Page and application data records:
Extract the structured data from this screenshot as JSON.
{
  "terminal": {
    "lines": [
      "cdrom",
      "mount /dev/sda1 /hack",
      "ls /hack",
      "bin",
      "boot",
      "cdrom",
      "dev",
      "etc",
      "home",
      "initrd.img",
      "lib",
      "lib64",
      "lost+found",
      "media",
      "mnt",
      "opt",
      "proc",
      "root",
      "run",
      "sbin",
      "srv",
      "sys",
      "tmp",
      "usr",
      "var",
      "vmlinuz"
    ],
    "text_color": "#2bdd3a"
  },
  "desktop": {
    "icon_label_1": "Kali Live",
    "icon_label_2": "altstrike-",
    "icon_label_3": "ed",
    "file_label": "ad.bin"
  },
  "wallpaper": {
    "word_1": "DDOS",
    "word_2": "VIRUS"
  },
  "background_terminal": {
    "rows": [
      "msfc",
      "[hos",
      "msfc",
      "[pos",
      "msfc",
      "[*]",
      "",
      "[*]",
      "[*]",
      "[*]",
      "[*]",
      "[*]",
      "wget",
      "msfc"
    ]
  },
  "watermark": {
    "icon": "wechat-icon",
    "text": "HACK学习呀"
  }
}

TASK ITEM:
Copy out each line of the data exactly.

RESPONSE:
Extract the structured data from this screenshot as JSON.
{
  "terminal": {
    "lines": [
      "cdrom",
      "mount /dev/sda1 /hack",
      "ls /hack",
      "bin",
      "boot",
      "cdrom",
      "dev",
      "etc",
      "home",
      "initrd.img",
      "lib",
      "lib64",
      "lost+found",
      "media",
      "mnt",
      "opt",
      "proc",
      "root",
      "run",
      "sbin",
      "srv",
      "sys",
      "tmp",
      "usr",
      "var",
      "vmlinuz"
    ],
    "text_color": "#2bdd3a"
  },
  "desktop": {
    "icon_label_1": "Kali Live",
    "icon_label_2": "altstrike-",
    "icon_label_3": "ed",
    "file_label": "ad.bin"
  },
  "wallpaper": {
    "word_1": "DDOS",
    "word_2": "VIRUS"
  },
  "background_terminal": {
    "rows": [
      "msfc",
      "[hos",
      "msfc",
      "[pos",
      "msfc",
      "[*]",
      "",
      "[*]",
      "[*]",
      "[*]",
      "[*]",
      "[*]",
      "wget",
      "msfc"
    ]
  },
  "watermark": {
    "icon": "wechat-icon",
    "text": "HACK学习呀"
  }
}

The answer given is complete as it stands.